* Exercise *
Gather all lines from the material that contain "Remained".

* Extracted records *
* BEGIN *

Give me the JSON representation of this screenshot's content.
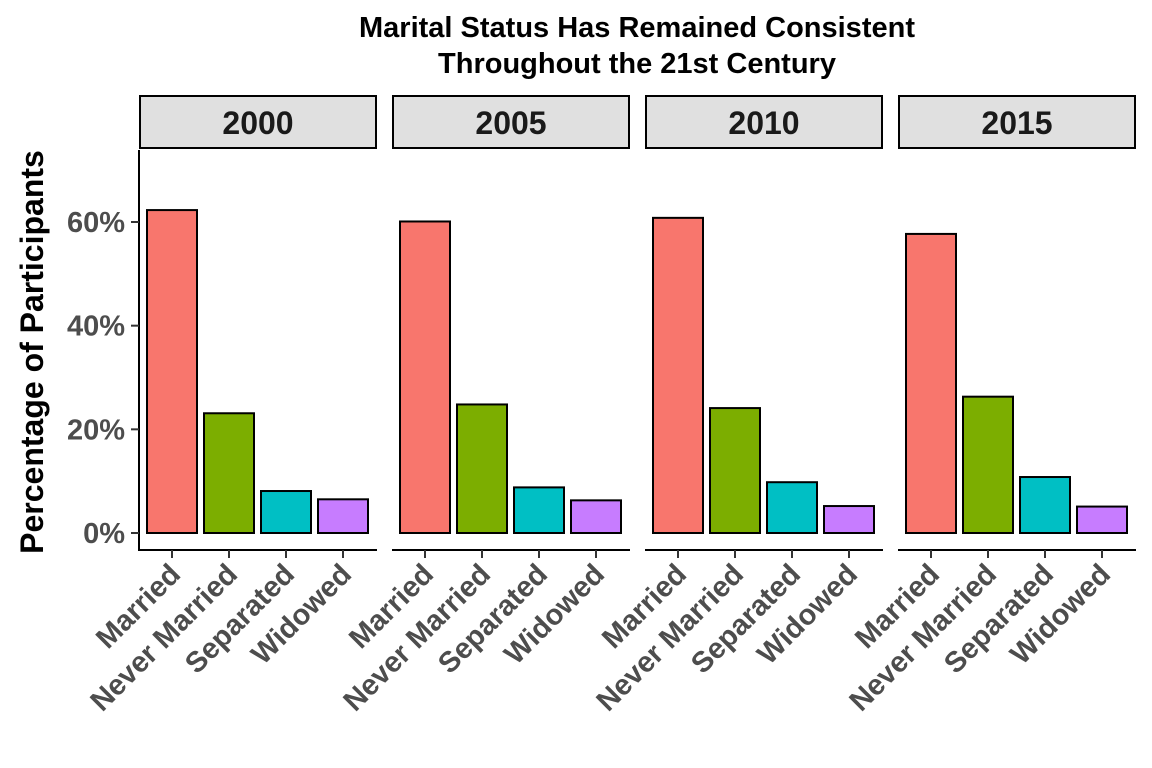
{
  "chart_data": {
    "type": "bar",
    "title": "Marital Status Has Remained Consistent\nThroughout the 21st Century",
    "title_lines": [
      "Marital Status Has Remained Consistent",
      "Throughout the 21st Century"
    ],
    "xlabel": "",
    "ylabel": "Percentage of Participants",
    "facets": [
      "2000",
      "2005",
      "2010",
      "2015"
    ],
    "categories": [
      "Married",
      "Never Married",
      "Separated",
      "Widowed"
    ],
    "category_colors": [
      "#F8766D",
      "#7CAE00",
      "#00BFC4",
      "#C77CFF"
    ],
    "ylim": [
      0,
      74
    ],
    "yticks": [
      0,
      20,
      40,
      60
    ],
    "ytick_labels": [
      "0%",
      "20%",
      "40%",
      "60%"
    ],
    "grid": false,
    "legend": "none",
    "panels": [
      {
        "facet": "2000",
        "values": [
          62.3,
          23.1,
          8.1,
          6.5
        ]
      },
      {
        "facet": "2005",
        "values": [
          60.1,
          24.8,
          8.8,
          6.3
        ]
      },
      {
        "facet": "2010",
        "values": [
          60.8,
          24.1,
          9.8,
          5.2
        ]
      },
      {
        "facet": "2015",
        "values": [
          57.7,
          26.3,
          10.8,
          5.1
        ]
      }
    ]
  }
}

* END *
* BEGIN *

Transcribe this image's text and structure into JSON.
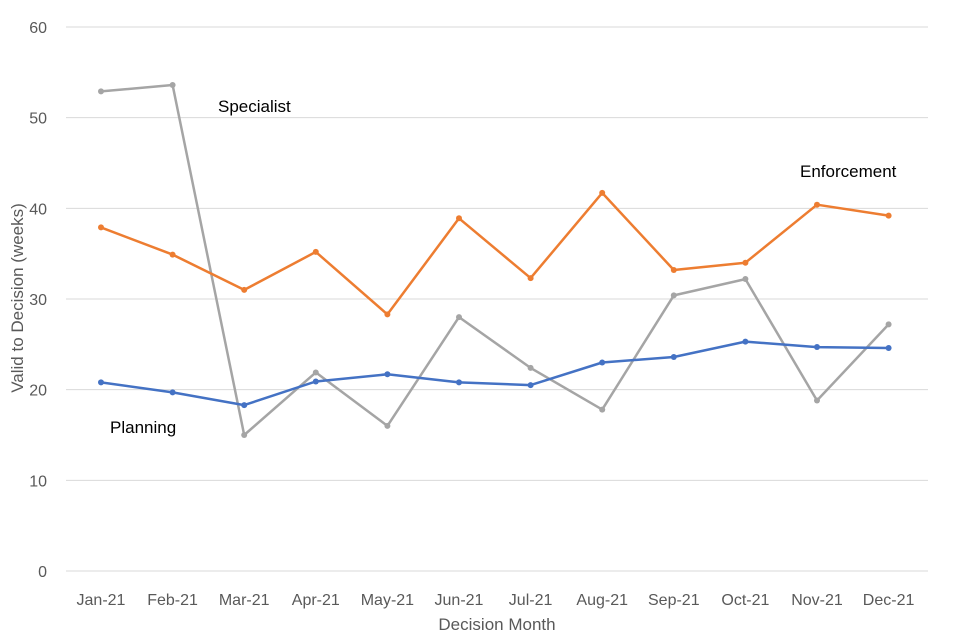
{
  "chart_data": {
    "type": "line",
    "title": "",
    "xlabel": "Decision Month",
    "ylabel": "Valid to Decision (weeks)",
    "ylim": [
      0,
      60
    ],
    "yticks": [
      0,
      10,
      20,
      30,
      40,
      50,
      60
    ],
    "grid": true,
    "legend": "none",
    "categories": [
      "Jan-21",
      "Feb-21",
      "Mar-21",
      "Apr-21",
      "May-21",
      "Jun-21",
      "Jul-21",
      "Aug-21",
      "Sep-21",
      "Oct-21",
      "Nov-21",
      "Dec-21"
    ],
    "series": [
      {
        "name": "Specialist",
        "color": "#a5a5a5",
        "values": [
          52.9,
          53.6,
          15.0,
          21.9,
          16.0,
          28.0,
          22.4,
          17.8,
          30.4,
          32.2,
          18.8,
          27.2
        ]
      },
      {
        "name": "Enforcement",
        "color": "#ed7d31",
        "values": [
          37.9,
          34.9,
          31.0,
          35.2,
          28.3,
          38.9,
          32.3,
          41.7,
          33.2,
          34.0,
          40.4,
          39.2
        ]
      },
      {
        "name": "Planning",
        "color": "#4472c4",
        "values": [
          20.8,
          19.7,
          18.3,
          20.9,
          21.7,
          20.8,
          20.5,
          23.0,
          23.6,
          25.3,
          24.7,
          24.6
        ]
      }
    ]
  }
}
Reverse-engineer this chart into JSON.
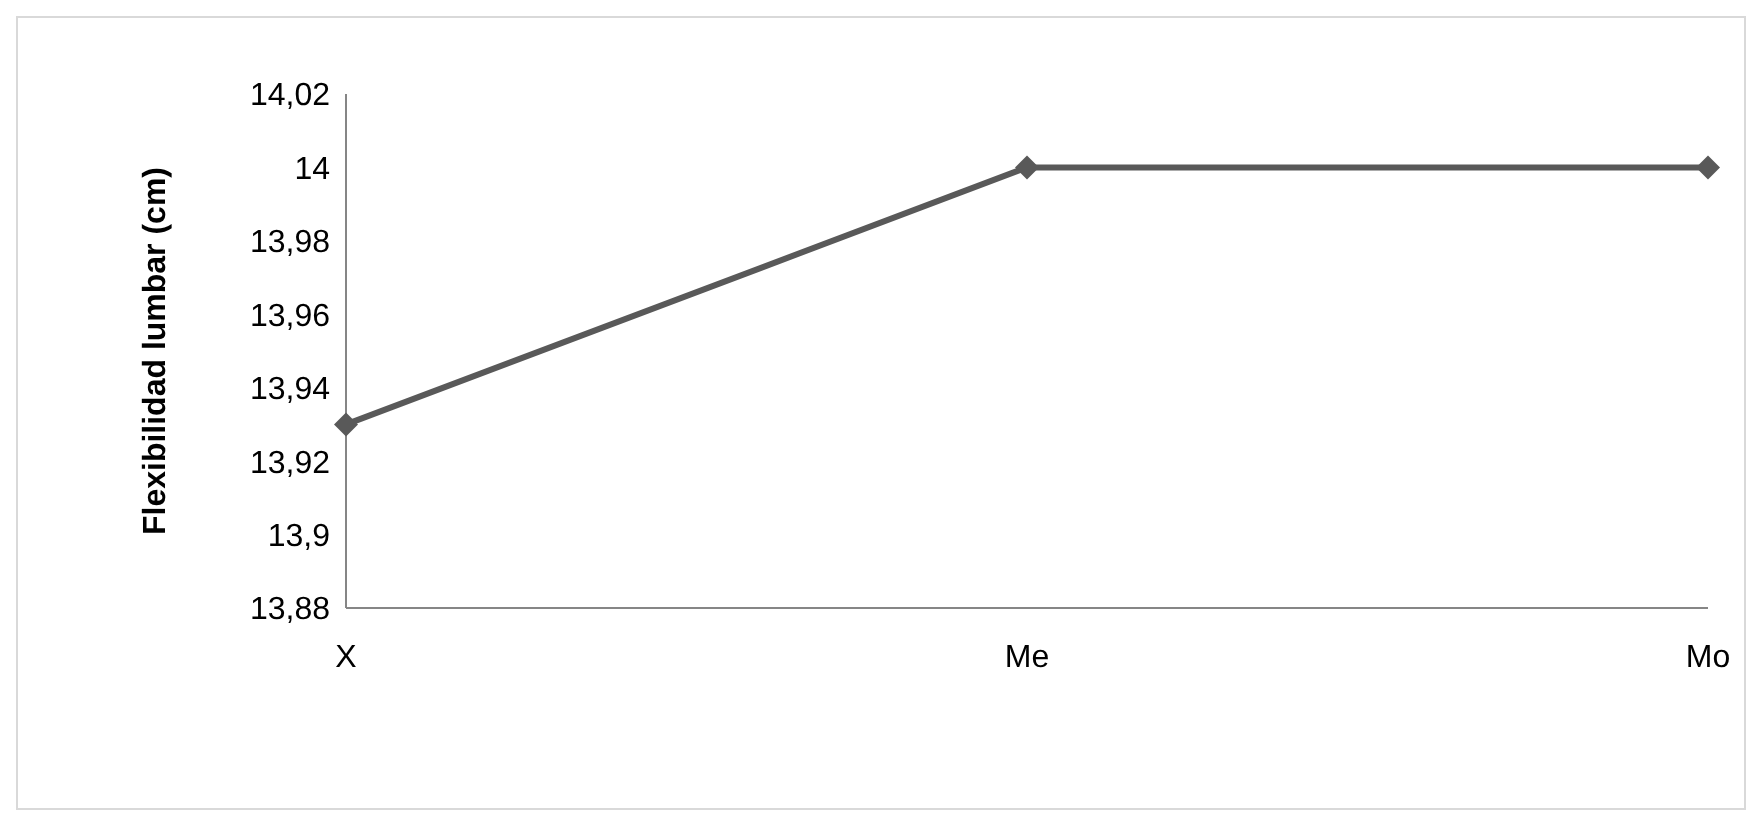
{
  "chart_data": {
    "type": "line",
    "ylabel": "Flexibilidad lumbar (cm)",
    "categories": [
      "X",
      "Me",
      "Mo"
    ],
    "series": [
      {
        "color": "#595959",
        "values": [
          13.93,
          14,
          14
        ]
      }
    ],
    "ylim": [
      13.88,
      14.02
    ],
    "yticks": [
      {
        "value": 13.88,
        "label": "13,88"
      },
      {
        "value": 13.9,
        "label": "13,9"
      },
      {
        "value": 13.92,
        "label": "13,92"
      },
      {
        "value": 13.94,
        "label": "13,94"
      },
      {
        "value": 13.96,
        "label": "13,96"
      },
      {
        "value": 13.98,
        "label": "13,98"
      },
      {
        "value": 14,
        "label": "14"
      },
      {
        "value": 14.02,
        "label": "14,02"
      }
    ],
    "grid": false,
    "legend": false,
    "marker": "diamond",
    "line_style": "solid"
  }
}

* END *

* Exercise output *
    "title": "Marital Status Has Remained Consistent\nThroughout the 21st Century",
      "Marital Status Has Remained Consistent",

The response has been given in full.